* start DATASET RECORDS *

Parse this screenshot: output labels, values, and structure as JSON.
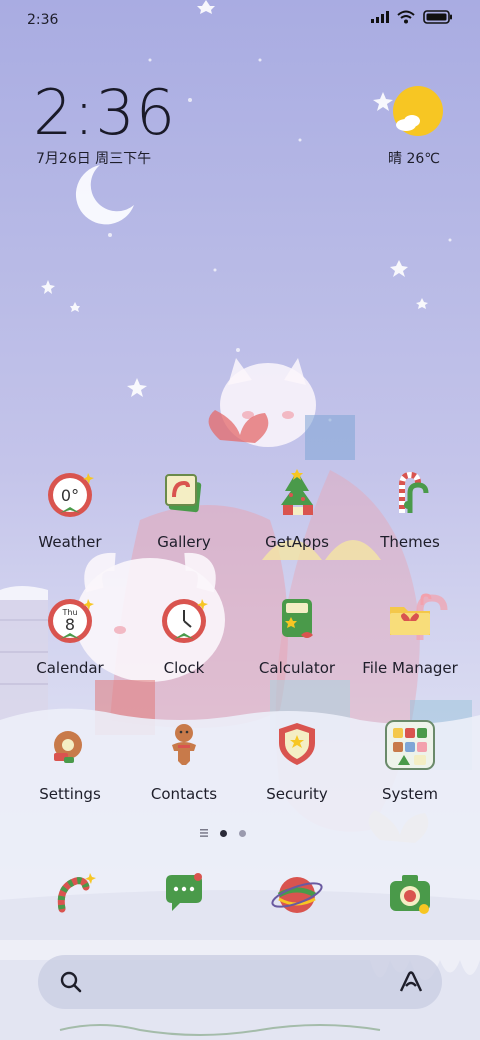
{
  "status_bar": {
    "time": "2:36"
  },
  "clock": {
    "time": "2:36",
    "date": "7月26日 周三下午"
  },
  "weather_widget": {
    "text": "晴 26℃"
  },
  "apps": [
    {
      "id": "weather",
      "label": "Weather",
      "badge": "0°"
    },
    {
      "id": "gallery",
      "label": "Gallery"
    },
    {
      "id": "getapps",
      "label": "GetApps"
    },
    {
      "id": "themes",
      "label": "Themes"
    },
    {
      "id": "calendar",
      "label": "Calendar",
      "day": "Thu",
      "date": "8"
    },
    {
      "id": "clock",
      "label": "Clock"
    },
    {
      "id": "calculator",
      "label": "Calculator"
    },
    {
      "id": "filemanager",
      "label": "File Manager"
    },
    {
      "id": "settings",
      "label": "Settings"
    },
    {
      "id": "contacts",
      "label": "Contacts"
    },
    {
      "id": "security",
      "label": "Security"
    },
    {
      "id": "system",
      "label": "System"
    }
  ],
  "page_indicator": {
    "pages": 2,
    "current": 1
  },
  "dock": [
    "phone-cane",
    "messages",
    "browser-ornament",
    "camera"
  ],
  "colors": {
    "accent_red": "#d9544f",
    "accent_green": "#4a9a4a",
    "sun": "#f7c623"
  }
}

* end DATASET RECORDS *

■ TASK TO CARRY OUT: Repeat the material above in full and unchanged, minus its images.

■ CORRECT OUTPUT:
Parse this screenshot: output labels, values, and structure as JSON.
{
  "status_bar": {
    "time": "2:36"
  },
  "clock": {
    "time": "2:36",
    "date": "7月26日 周三下午"
  },
  "weather_widget": {
    "text": "晴 26℃"
  },
  "apps": [
    {
      "id": "weather",
      "label": "Weather",
      "badge": "0°"
    },
    {
      "id": "gallery",
      "label": "Gallery"
    },
    {
      "id": "getapps",
      "label": "GetApps"
    },
    {
      "id": "themes",
      "label": "Themes"
    },
    {
      "id": "calendar",
      "label": "Calendar",
      "day": "Thu",
      "date": "8"
    },
    {
      "id": "clock",
      "label": "Clock"
    },
    {
      "id": "calculator",
      "label": "Calculator"
    },
    {
      "id": "filemanager",
      "label": "File Manager"
    },
    {
      "id": "settings",
      "label": "Settings"
    },
    {
      "id": "contacts",
      "label": "Contacts"
    },
    {
      "id": "security",
      "label": "Security"
    },
    {
      "id": "system",
      "label": "System"
    }
  ],
  "page_indicator": {
    "pages": 2,
    "current": 1
  },
  "dock": [
    "phone-cane",
    "messages",
    "browser-ornament",
    "camera"
  ],
  "colors": {
    "accent_red": "#d9544f",
    "accent_green": "#4a9a4a",
    "sun": "#f7c623"
  }
}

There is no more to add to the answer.